◆ Request ◆
Only the lines from the one containing "Extract the structured" through the final line of the material below should be output, exactly as they stand.

Start of Source data

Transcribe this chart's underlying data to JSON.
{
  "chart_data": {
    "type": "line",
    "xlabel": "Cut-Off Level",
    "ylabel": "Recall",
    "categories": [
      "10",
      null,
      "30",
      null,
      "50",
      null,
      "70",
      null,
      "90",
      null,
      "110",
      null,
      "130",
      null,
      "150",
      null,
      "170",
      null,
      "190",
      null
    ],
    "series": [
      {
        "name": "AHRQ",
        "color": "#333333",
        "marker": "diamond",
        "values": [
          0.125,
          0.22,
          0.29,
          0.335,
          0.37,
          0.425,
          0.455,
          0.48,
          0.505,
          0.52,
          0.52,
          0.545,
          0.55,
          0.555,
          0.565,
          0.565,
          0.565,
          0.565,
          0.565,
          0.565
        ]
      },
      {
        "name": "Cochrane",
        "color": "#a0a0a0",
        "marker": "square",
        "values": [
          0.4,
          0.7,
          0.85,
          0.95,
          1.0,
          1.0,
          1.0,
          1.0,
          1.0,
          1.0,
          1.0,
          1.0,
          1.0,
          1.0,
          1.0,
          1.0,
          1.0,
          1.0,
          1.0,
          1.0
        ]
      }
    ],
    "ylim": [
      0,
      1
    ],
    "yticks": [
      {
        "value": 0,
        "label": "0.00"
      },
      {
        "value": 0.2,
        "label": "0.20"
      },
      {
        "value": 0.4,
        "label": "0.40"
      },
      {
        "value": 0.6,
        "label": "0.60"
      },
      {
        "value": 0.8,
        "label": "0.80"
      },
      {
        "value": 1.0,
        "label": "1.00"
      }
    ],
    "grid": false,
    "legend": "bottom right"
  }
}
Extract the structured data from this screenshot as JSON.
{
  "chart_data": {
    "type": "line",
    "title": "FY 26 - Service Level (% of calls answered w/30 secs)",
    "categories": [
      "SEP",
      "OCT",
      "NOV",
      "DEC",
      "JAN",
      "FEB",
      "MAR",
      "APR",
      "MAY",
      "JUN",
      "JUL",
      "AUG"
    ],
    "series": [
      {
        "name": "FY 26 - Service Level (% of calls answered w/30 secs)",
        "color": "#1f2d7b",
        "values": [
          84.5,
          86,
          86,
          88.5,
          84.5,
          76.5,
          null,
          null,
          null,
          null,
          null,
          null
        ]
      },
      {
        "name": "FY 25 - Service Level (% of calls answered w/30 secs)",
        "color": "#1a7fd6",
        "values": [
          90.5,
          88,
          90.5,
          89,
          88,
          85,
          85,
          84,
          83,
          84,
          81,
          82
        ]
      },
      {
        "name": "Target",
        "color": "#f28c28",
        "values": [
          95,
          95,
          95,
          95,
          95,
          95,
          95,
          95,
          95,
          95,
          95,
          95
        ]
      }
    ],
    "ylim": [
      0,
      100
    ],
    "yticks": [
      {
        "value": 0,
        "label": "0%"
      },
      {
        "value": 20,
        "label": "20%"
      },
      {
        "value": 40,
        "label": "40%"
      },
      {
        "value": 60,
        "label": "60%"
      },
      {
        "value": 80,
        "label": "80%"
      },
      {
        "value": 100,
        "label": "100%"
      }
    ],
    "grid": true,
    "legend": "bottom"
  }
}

End of Source data

◆ Solution below ◆
Extract the structured data from this screenshot as JSON.
{
  "chart_data": {
    "type": "line",
    "title": "FY 26 - Service Level (% of calls answered w/30 secs)",
    "categories": [
      "SEP",
      "OCT",
      "NOV",
      "DEC",
      "JAN",
      "FEB",
      "MAR",
      "APR",
      "MAY",
      "JUN",
      "JUL",
      "AUG"
    ],
    "series": [
      {
        "name": "FY 26 - Service Level (% of calls answered w/30 secs)",
        "color": "#1f2d7b",
        "values": [
          84.5,
          86,
          86,
          88.5,
          84.5,
          76.5,
          null,
          null,
          null,
          null,
          null,
          null
        ]
      },
      {
        "name": "FY 25 - Service Level (% of calls answered w/30 secs)",
        "color": "#1a7fd6",
        "values": [
          90.5,
          88,
          90.5,
          89,
          88,
          85,
          85,
          84,
          83,
          84,
          81,
          82
        ]
      },
      {
        "name": "Target",
        "color": "#f28c28",
        "values": [
          95,
          95,
          95,
          95,
          95,
          95,
          95,
          95,
          95,
          95,
          95,
          95
        ]
      }
    ],
    "ylim": [
      0,
      100
    ],
    "yticks": [
      {
        "value": 0,
        "label": "0%"
      },
      {
        "value": 20,
        "label": "20%"
      },
      {
        "value": 40,
        "label": "40%"
      },
      {
        "value": 60,
        "label": "60%"
      },
      {
        "value": 80,
        "label": "80%"
      },
      {
        "value": 100,
        "label": "100%"
      }
    ],
    "grid": true,
    "legend": "bottom"
  }
}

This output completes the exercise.